* **EXERCISE INSTRUCTIONS**
Each line of the material must be repeated precisely, with the pictures left out.

Records:
Start
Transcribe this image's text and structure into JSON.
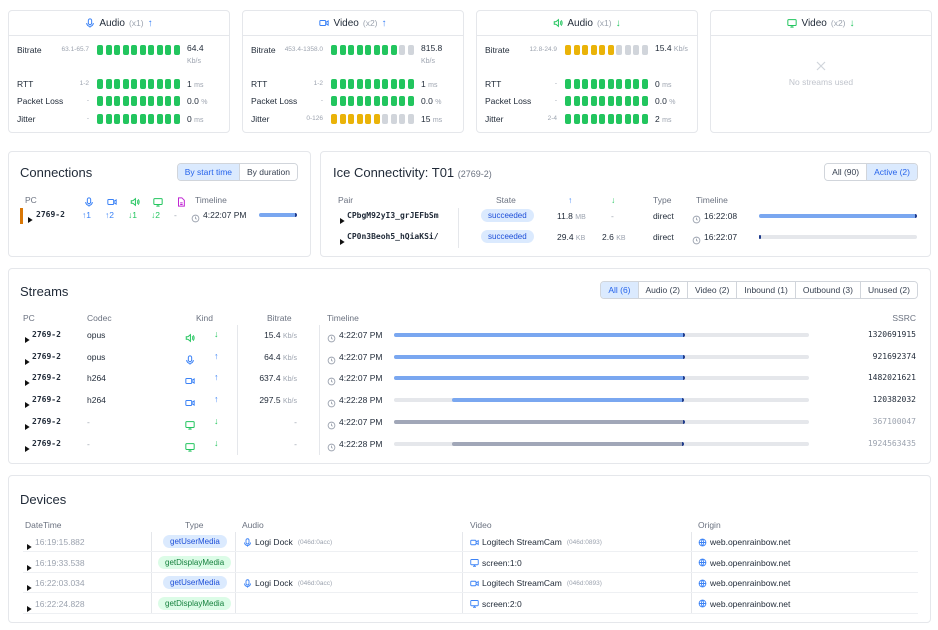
{
  "stat_cards": [
    {
      "title": "Audio",
      "count": "(x1)",
      "arrow": "↑",
      "icon": "mic",
      "rows": [
        {
          "label": "Bitrate",
          "range": "63.1-65.7",
          "value": "64.4",
          "unit": "Kb/s",
          "level": 10,
          "color": "#22c55e"
        },
        {
          "label": "RTT",
          "range": "1-2",
          "value": "1",
          "unit": "ms",
          "level": 10,
          "color": "#22c55e"
        },
        {
          "label": "Packet Loss",
          "range": "-",
          "value": "0.0",
          "unit": "%",
          "level": 10,
          "color": "#22c55e"
        },
        {
          "label": "Jitter",
          "range": "-",
          "value": "0",
          "unit": "ms",
          "level": 10,
          "color": "#22c55e"
        }
      ]
    },
    {
      "title": "Video",
      "count": "(x2)",
      "arrow": "↑",
      "icon": "cam",
      "rows": [
        {
          "label": "Bitrate",
          "range": "453.4-1358.0",
          "value": "815.8",
          "unit": "Kb/s",
          "level": 8,
          "color": "#22c55e"
        },
        {
          "label": "RTT",
          "range": "1-2",
          "value": "1",
          "unit": "ms",
          "level": 10,
          "color": "#22c55e"
        },
        {
          "label": "Packet Loss",
          "range": "-",
          "value": "0.0",
          "unit": "%",
          "level": 10,
          "color": "#22c55e"
        },
        {
          "label": "Jitter",
          "range": "0-126",
          "value": "15",
          "unit": "ms",
          "level": 6,
          "color": "#eab308"
        }
      ]
    },
    {
      "title": "Audio",
      "count": "(x1)",
      "arrow": "↓",
      "icon": "speaker",
      "rows": [
        {
          "label": "Bitrate",
          "range": "12.8-24.9",
          "value": "15.4",
          "unit": "Kb/s",
          "level": 6,
          "color": "#eab308"
        },
        {
          "label": "RTT",
          "range": "-",
          "value": "0",
          "unit": "ms",
          "level": 10,
          "color": "#22c55e"
        },
        {
          "label": "Packet Loss",
          "range": "-",
          "value": "0.0",
          "unit": "%",
          "level": 10,
          "color": "#22c55e"
        },
        {
          "label": "Jitter",
          "range": "2-4",
          "value": "2",
          "unit": "ms",
          "level": 10,
          "color": "#22c55e"
        }
      ]
    },
    {
      "title": "Video",
      "count": "(x2)",
      "arrow": "↓",
      "icon": "monitor",
      "empty": "No streams used"
    }
  ],
  "connections": {
    "title": "Connections",
    "buttons": [
      "By start time",
      "By duration"
    ],
    "active": 0,
    "columns": {
      "pc": "PC",
      "timeline": "Timeline"
    },
    "rows": [
      {
        "pc": "2769-2",
        "counts": [
          "↑1",
          "↑2",
          "↓1",
          "↓2",
          "-"
        ],
        "time": "4:22:07 PM",
        "span": [
          0,
          1
        ]
      }
    ]
  },
  "ice": {
    "title": "Ice Connectivity: T01",
    "subtitle": "(2769-2)",
    "buttons": [
      "All (90)",
      "Active (2)"
    ],
    "active": 1,
    "columns": [
      "Pair",
      "State",
      "↑",
      "↓",
      "Type",
      "Timeline"
    ],
    "rows": [
      {
        "pair": "CPbgM92yI3_grJEFbSm",
        "state": "succeeded",
        "up": "11.8",
        "up_unit": "MB",
        "down": "-",
        "type": "direct",
        "time": "16:22:08",
        "span": [
          0,
          1
        ]
      },
      {
        "pair": "CP0n3Beoh5_hQiaKSi/",
        "state": "succeeded",
        "up": "29.4",
        "up_unit": "KB",
        "down": "2.6",
        "down_unit": "KB",
        "type": "direct",
        "time": "16:22:07",
        "span": [
          0,
          0.01
        ]
      }
    ]
  },
  "streams": {
    "title": "Streams",
    "buttons": [
      "All (6)",
      "Audio (2)",
      "Video (2)",
      "Inbound (1)",
      "Outbound (3)",
      "Unused (2)"
    ],
    "active": 0,
    "columns": [
      "PC",
      "Codec",
      "Kind",
      "Bitrate",
      "Timeline",
      "SSRC"
    ],
    "rows": [
      {
        "pc": "2769-2",
        "codec": "opus",
        "kind": "speaker",
        "arrow": "↓",
        "bitrate": "15.4",
        "unit": "Kb/s",
        "time": "4:22:07 PM",
        "ssrc": "1320691915",
        "span": [
          0,
          0.7
        ],
        "active": true
      },
      {
        "pc": "2769-2",
        "codec": "opus",
        "kind": "mic",
        "arrow": "↑",
        "bitrate": "64.4",
        "unit": "Kb/s",
        "time": "4:22:07 PM",
        "ssrc": "921692374",
        "span": [
          0,
          0.7
        ],
        "active": true
      },
      {
        "pc": "2769-2",
        "codec": "h264",
        "kind": "cam",
        "arrow": "↑",
        "bitrate": "637.4",
        "unit": "Kb/s",
        "time": "4:22:07 PM",
        "ssrc": "1482021621",
        "span": [
          0,
          0.7
        ],
        "active": true
      },
      {
        "pc": "2769-2",
        "codec": "h264",
        "kind": "cam",
        "arrow": "↑",
        "bitrate": "297.5",
        "unit": "Kb/s",
        "time": "4:22:28 PM",
        "ssrc": "120382032",
        "span": [
          0.14,
          0.7
        ],
        "active": true
      },
      {
        "pc": "2769-2",
        "codec": "-",
        "kind": "monitor",
        "arrow": "↓",
        "bitrate": "-",
        "time": "4:22:07 PM",
        "ssrc": "367100047",
        "span": [
          0,
          0.7
        ],
        "active": false
      },
      {
        "pc": "2769-2",
        "codec": "-",
        "kind": "monitor",
        "arrow": "↓",
        "bitrate": "-",
        "time": "4:22:28 PM",
        "ssrc": "1924563435",
        "span": [
          0.14,
          0.7
        ],
        "active": false
      }
    ]
  },
  "devices": {
    "title": "Devices",
    "columns": [
      "DateTime",
      "Type",
      "Audio",
      "Video",
      "Origin"
    ],
    "rows": [
      {
        "time": "16:19:15.882",
        "type": "getUserMedia",
        "audio": "Logi Dock",
        "audio_id": "(046d:0acc)",
        "video": "Logitech StreamCam",
        "video_id": "(046d:0893)",
        "origin": "web.openrainbow.net"
      },
      {
        "time": "16:19:33.538",
        "type": "getDisplayMedia",
        "video": "screen:1:0",
        "origin": "web.openrainbow.net"
      },
      {
        "time": "16:22:03.034",
        "type": "getUserMedia",
        "audio": "Logi Dock",
        "audio_id": "(046d:0acc)",
        "video": "Logitech StreamCam",
        "video_id": "(046d:0893)",
        "origin": "web.openrainbow.net"
      },
      {
        "time": "16:22:24.828",
        "type": "getDisplayMedia",
        "video": "screen:2:0",
        "origin": "web.openrainbow.net"
      }
    ]
  }
}
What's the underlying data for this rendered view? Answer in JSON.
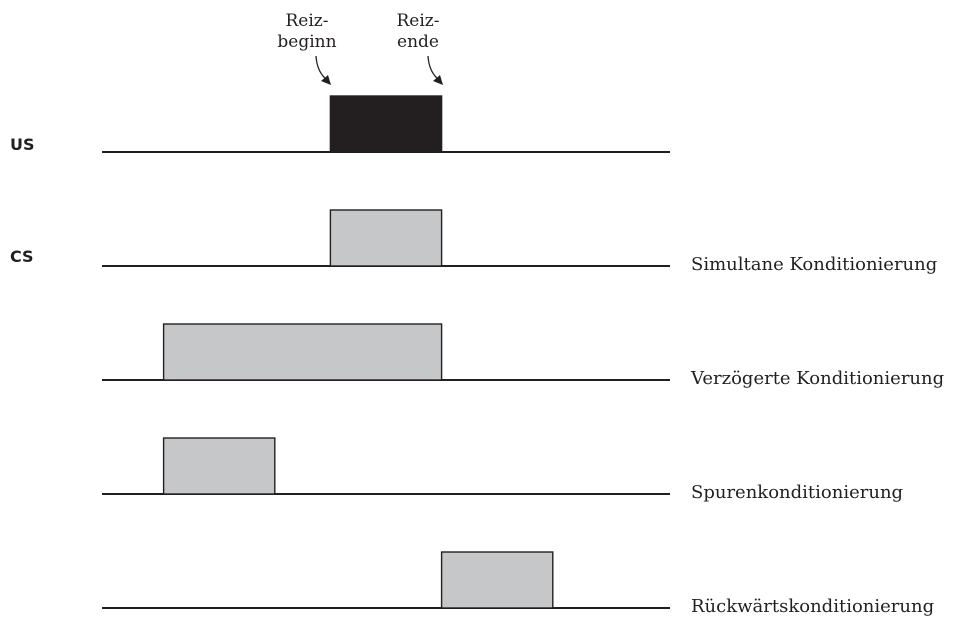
{
  "annotations": {
    "onset": [
      "Reiz-",
      "beginn"
    ],
    "offset": [
      "Reiz-",
      "ende"
    ]
  },
  "labels": {
    "us": "US",
    "cs": "CS"
  },
  "rows": [
    {
      "kind": "us",
      "start": 2.0,
      "end": 3.0,
      "color": "#231f20",
      "label": ""
    },
    {
      "kind": "cs",
      "start": 2.0,
      "end": 3.0,
      "color": "#c6c7c8",
      "label": "Simultane Konditionierung"
    },
    {
      "kind": "cs",
      "start": 0.5,
      "end": 3.0,
      "color": "#c6c7c8",
      "label": "Verzögerte Konditionierung"
    },
    {
      "kind": "cs",
      "start": 0.5,
      "end": 1.5,
      "color": "#c6c7c8",
      "label": "Spurenkonditionierung"
    },
    {
      "kind": "cs",
      "start": 3.0,
      "end": 4.0,
      "color": "#c6c7c8",
      "label": "Rückwärtskonditionierung"
    }
  ],
  "time_range": [
    0,
    5
  ]
}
End
* **SOLUTION**
Transcribe this image's text and structure into JSON.
{
  "stat_cards": [
    {
      "title": "Audio",
      "count": "(x1)",
      "arrow": "↑",
      "icon": "mic",
      "rows": [
        {
          "label": "Bitrate",
          "range": "63.1-65.7",
          "value": "64.4",
          "unit": "Kb/s",
          "level": 10,
          "color": "#22c55e"
        },
        {
          "label": "RTT",
          "range": "1-2",
          "value": "1",
          "unit": "ms",
          "level": 10,
          "color": "#22c55e"
        },
        {
          "label": "Packet Loss",
          "range": "-",
          "value": "0.0",
          "unit": "%",
          "level": 10,
          "color": "#22c55e"
        },
        {
          "label": "Jitter",
          "range": "-",
          "value": "0",
          "unit": "ms",
          "level": 10,
          "color": "#22c55e"
        }
      ]
    },
    {
      "title": "Video",
      "count": "(x2)",
      "arrow": "↑",
      "icon": "cam",
      "rows": [
        {
          "label": "Bitrate",
          "range": "453.4-1358.0",
          "value": "815.8",
          "unit": "Kb/s",
          "level": 8,
          "color": "#22c55e"
        },
        {
          "label": "RTT",
          "range": "1-2",
          "value": "1",
          "unit": "ms",
          "level": 10,
          "color": "#22c55e"
        },
        {
          "label": "Packet Loss",
          "range": "-",
          "value": "0.0",
          "unit": "%",
          "level": 10,
          "color": "#22c55e"
        },
        {
          "label": "Jitter",
          "range": "0-126",
          "value": "15",
          "unit": "ms",
          "level": 6,
          "color": "#eab308"
        }
      ]
    },
    {
      "title": "Audio",
      "count": "(x1)",
      "arrow": "↓",
      "icon": "speaker",
      "rows": [
        {
          "label": "Bitrate",
          "range": "12.8-24.9",
          "value": "15.4",
          "unit": "Kb/s",
          "level": 6,
          "color": "#eab308"
        },
        {
          "label": "RTT",
          "range": "-",
          "value": "0",
          "unit": "ms",
          "level": 10,
          "color": "#22c55e"
        },
        {
          "label": "Packet Loss",
          "range": "-",
          "value": "0.0",
          "unit": "%",
          "level": 10,
          "color": "#22c55e"
        },
        {
          "label": "Jitter",
          "range": "2-4",
          "value": "2",
          "unit": "ms",
          "level": 10,
          "color": "#22c55e"
        }
      ]
    },
    {
      "title": "Video",
      "count": "(x2)",
      "arrow": "↓",
      "icon": "monitor",
      "empty": "No streams used"
    }
  ],
  "connections": {
    "title": "Connections",
    "buttons": [
      "By start time",
      "By duration"
    ],
    "active": 0,
    "columns": {
      "pc": "PC",
      "timeline": "Timeline"
    },
    "rows": [
      {
        "pc": "2769-2",
        "counts": [
          "↑1",
          "↑2",
          "↓1",
          "↓2",
          "-"
        ],
        "time": "4:22:07 PM",
        "span": [
          0,
          1
        ]
      }
    ]
  },
  "ice": {
    "title": "Ice Connectivity: T01",
    "subtitle": "(2769-2)",
    "buttons": [
      "All (90)",
      "Active (2)"
    ],
    "active": 1,
    "columns": [
      "Pair",
      "State",
      "↑",
      "↓",
      "Type",
      "Timeline"
    ],
    "rows": [
      {
        "pair": "CPbgM92yI3_grJEFbSm",
        "state": "succeeded",
        "up": "11.8",
        "up_unit": "MB",
        "down": "-",
        "type": "direct",
        "time": "16:22:08",
        "span": [
          0,
          1
        ]
      },
      {
        "pair": "CP0n3Beoh5_hQiaKSi/",
        "state": "succeeded",
        "up": "29.4",
        "up_unit": "KB",
        "down": "2.6",
        "down_unit": "KB",
        "type": "direct",
        "time": "16:22:07",
        "span": [
          0,
          0.01
        ]
      }
    ]
  },
  "streams": {
    "title": "Streams",
    "buttons": [
      "All (6)",
      "Audio (2)",
      "Video (2)",
      "Inbound (1)",
      "Outbound (3)",
      "Unused (2)"
    ],
    "active": 0,
    "columns": [
      "PC",
      "Codec",
      "Kind",
      "Bitrate",
      "Timeline",
      "SSRC"
    ],
    "rows": [
      {
        "pc": "2769-2",
        "codec": "opus",
        "kind": "speaker",
        "arrow": "↓",
        "bitrate": "15.4",
        "unit": "Kb/s",
        "time": "4:22:07 PM",
        "ssrc": "1320691915",
        "span": [
          0,
          0.7
        ],
        "active": true
      },
      {
        "pc": "2769-2",
        "codec": "opus",
        "kind": "mic",
        "arrow": "↑",
        "bitrate": "64.4",
        "unit": "Kb/s",
        "time": "4:22:07 PM",
        "ssrc": "921692374",
        "span": [
          0,
          0.7
        ],
        "active": true
      },
      {
        "pc": "2769-2",
        "codec": "h264",
        "kind": "cam",
        "arrow": "↑",
        "bitrate": "637.4",
        "unit": "Kb/s",
        "time": "4:22:07 PM",
        "ssrc": "1482021621",
        "span": [
          0,
          0.7
        ],
        "active": true
      },
      {
        "pc": "2769-2",
        "codec": "h264",
        "kind": "cam",
        "arrow": "↑",
        "bitrate": "297.5",
        "unit": "Kb/s",
        "time": "4:22:28 PM",
        "ssrc": "120382032",
        "span": [
          0.14,
          0.7
        ],
        "active": true
      },
      {
        "pc": "2769-2",
        "codec": "-",
        "kind": "monitor",
        "arrow": "↓",
        "bitrate": "-",
        "time": "4:22:07 PM",
        "ssrc": "367100047",
        "span": [
          0,
          0.7
        ],
        "active": false
      },
      {
        "pc": "2769-2",
        "codec": "-",
        "kind": "monitor",
        "arrow": "↓",
        "bitrate": "-",
        "time": "4:22:28 PM",
        "ssrc": "1924563435",
        "span": [
          0.14,
          0.7
        ],
        "active": false
      }
    ]
  },
  "devices": {
    "title": "Devices",
    "columns": [
      "DateTime",
      "Type",
      "Audio",
      "Video",
      "Origin"
    ],
    "rows": [
      {
        "time": "16:19:15.882",
        "type": "getUserMedia",
        "audio": "Logi Dock",
        "audio_id": "(046d:0acc)",
        "video": "Logitech StreamCam",
        "video_id": "(046d:0893)",
        "origin": "web.openrainbow.net"
      },
      {
        "time": "16:19:33.538",
        "type": "getDisplayMedia",
        "video": "screen:1:0",
        "origin": "web.openrainbow.net"
      },
      {
        "time": "16:22:03.034",
        "type": "getUserMedia",
        "audio": "Logi Dock",
        "audio_id": "(046d:0acc)",
        "video": "Logitech StreamCam",
        "video_id": "(046d:0893)",
        "origin": "web.openrainbow.net"
      },
      {
        "time": "16:22:24.828",
        "type": "getDisplayMedia",
        "video": "screen:2:0",
        "origin": "web.openrainbow.net"
      }
    ]
  }
}
What's the underlying data for this rendered view? Answer in JSON.
{
  "annotations": {
    "onset": [
      "Reiz-",
      "beginn"
    ],
    "offset": [
      "Reiz-",
      "ende"
    ]
  },
  "labels": {
    "us": "US",
    "cs": "CS"
  },
  "rows": [
    {
      "kind": "us",
      "start": 2.0,
      "end": 3.0,
      "color": "#231f20",
      "label": ""
    },
    {
      "kind": "cs",
      "start": 2.0,
      "end": 3.0,
      "color": "#c6c7c8",
      "label": "Simultane Konditionierung"
    },
    {
      "kind": "cs",
      "start": 0.5,
      "end": 3.0,
      "color": "#c6c7c8",
      "label": "Verzögerte Konditionierung"
    },
    {
      "kind": "cs",
      "start": 0.5,
      "end": 1.5,
      "color": "#c6c7c8",
      "label": "Spurenkonditionierung"
    },
    {
      "kind": "cs",
      "start": 3.0,
      "end": 4.0,
      "color": "#c6c7c8",
      "label": "Rückwärtskonditionierung"
    }
  ],
  "time_range": [
    0,
    5
  ]
}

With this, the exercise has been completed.